__Выбранный фрагмент__.
---
Я перехожу к спиритуалистическому подходу. Здесь понимание не ползет «снизу вверх», как это видится Кучеру в нашей аллегории Кареты, а спускается «сверху вниз». Спиритуалистический подход инициируется не Кучером, а Хозяином, который видит и понимает значительно больше, чем Кучер. При таком подходе речь обычно идет о целой иерархии Хозяев, обладающих знанием тех вещей, относительно которых мы до сих пор испытывали затруднения. Здесь с нами говорят с позиции недоступного нам опыта, но говорят на языке, который нас смущает не менее, чем язык, используемый «натуралистами». Обычный человек этот язык не понимает и не может понять, а если «понимает», то с помощью самых грубых аналогий.

 

«Спиритуалисты» используют аллегорический язык сказок, притч, легенд, мифов, иногда просто жестов, мимики, а нередко превращают свою собственную жизнь (и смерть) в урок для своих последователей. Но прежде всего декодирование спиритуалистических метафизик у обычного человека упирается в отсутствие соответствующего опыта переживаний тех высших реалий, которые составляют ключ всей системы. Система, как уже говорилась, выстраивается «сверху» и спиритуалистический подход может быть представлен аллегориями Пирамиды и Горы. Это пирамида или гора великой монотеистической традиции трех западных религий. Я нарисую кабалистическую схему, в которой многие из вас прекрасно разбираются.
---
__Задачи__.
1 > Перепишите слово в слово часть фрагмента о спиритуалистическом подходе: всё от «Я перехожу к» и ниже до «самых грубых аналогий.».
2 > Напишите продолжение фрагмента о спиритуалистическом подходе, начиная сразу после его последнего предложения.

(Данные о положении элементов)
---
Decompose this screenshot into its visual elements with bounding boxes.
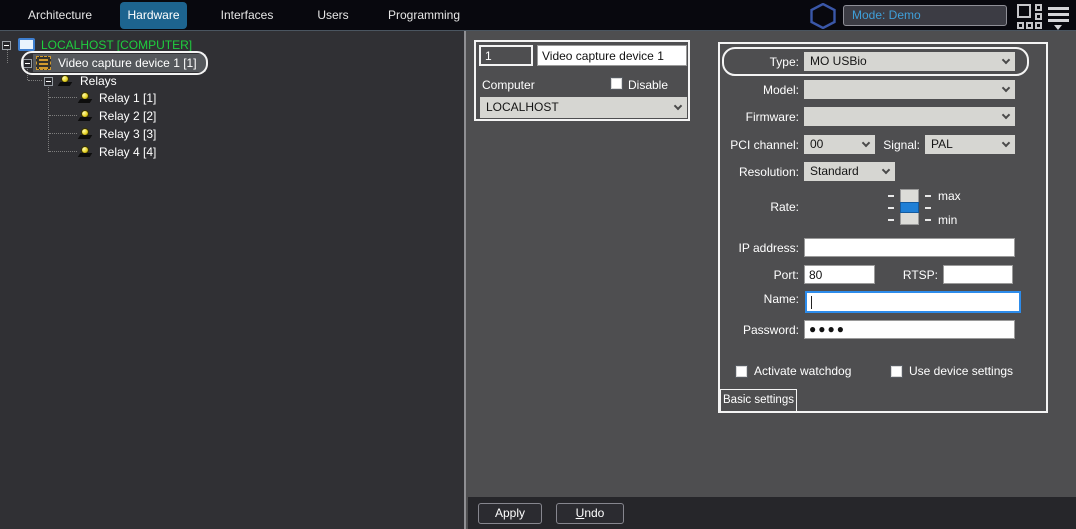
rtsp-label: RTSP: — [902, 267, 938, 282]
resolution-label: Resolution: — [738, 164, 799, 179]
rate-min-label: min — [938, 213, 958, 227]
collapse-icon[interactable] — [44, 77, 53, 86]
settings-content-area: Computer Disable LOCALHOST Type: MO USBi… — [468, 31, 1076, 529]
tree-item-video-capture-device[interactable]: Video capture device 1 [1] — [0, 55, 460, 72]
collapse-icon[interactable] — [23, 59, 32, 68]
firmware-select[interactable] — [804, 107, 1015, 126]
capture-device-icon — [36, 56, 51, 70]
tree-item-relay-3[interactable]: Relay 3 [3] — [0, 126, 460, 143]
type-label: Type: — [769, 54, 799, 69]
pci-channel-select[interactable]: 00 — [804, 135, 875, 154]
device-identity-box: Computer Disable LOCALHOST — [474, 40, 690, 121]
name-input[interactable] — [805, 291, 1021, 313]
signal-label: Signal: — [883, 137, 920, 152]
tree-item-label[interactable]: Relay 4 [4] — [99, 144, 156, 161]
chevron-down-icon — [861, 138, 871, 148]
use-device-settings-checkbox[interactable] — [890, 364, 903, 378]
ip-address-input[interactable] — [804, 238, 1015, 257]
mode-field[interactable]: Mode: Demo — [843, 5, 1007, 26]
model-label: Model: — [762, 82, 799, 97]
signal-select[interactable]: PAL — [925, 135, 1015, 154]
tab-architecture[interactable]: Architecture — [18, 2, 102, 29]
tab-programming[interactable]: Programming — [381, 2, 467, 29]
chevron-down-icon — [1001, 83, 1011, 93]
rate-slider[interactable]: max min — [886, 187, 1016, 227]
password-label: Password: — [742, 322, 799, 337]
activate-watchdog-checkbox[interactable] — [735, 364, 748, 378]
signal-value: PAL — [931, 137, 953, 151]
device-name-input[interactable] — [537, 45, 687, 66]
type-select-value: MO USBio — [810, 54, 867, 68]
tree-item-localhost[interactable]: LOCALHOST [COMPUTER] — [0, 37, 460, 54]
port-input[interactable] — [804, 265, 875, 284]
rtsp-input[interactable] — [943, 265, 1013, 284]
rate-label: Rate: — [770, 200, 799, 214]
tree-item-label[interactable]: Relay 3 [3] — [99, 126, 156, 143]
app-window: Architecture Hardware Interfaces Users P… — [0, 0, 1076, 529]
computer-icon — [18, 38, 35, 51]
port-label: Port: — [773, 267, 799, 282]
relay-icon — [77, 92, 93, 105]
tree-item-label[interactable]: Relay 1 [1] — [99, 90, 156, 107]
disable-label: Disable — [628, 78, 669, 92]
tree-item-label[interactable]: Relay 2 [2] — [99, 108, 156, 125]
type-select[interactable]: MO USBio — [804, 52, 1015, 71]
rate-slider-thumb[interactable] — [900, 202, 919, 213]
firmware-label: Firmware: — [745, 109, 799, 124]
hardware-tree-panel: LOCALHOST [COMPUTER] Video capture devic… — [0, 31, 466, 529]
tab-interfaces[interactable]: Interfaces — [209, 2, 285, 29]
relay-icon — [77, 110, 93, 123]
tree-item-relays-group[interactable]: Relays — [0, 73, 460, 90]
---
__Ответы ниже__.
1 >
Я перехожу к спиритуалистическому подходу. Здесь понимание не ползет «снизу вверх», как это видится Кучеру в нашей аллегории Кареты, а спускается «сверху вниз». Спиритуалистический подход инициируется не Кучером, а Хозяином, который видит и понимает значительно больше, чем Кучер. При таком подходе речь обычно идет о целой иерархии Хозяев, обладающих знанием тех вещей, относительно которых мы до сих пор испытывали затруднения. Здесь с нами говорят с позиции недоступного нам опыта, но говорят на языке, который нас смущает не менее, чем язык, используемый «натуралистами». Обычный человек этот язык не понимает и не может понять, а если «понимает», то с помощью самых грубых аналогий.

2 >
 

АБСОЛЮТ

 

Сфироты

 

· Йехида

 

(сокровенная точка соприкосновения души с Абсолютом)

 

· Хайя

 

(проявления сил сфирот в мире излучения)

 

· Нешама

 

(мир творения)

 

· Руах

 

(мир созидания)

 

· Нефеш

 

(проблески высшего сознания в мире действия)

 

· Животная душа

 

· Материя

 

Наверху Абсолют – вершина пирамиды. Дальше идут 10 сефир и т.д. Каббала утверждает, что животные души Абсолют создал предпоследними, потому что последними он создал наши физические тела.

 

Что мы можем к этому добавить? Мы можем сказать, что мы – продукт этой традиции, нам с вами от нее не отвертеться. Наш русский язык, наш английский, наш французский выплавлены в горниле этой традиции. Монотеистическая традиция сидит в нас глубоко и основательно. Сколько тысяч лет эта традиция разрабатывалась, сколько было по поводу нее сказано и написано, столько людей было побито камнями за то, что они эту традицию утверждали, и столько же было предано анафеме, сожжено и повешено умных талантливых людей – тех, кто отходил от этой традиции или слишком свободно ее истолковывал. При всем видимом триумфе этой традиции подспудно она все более разъедается противоборствующими тенденциями, стремящимися к освобождению от нее.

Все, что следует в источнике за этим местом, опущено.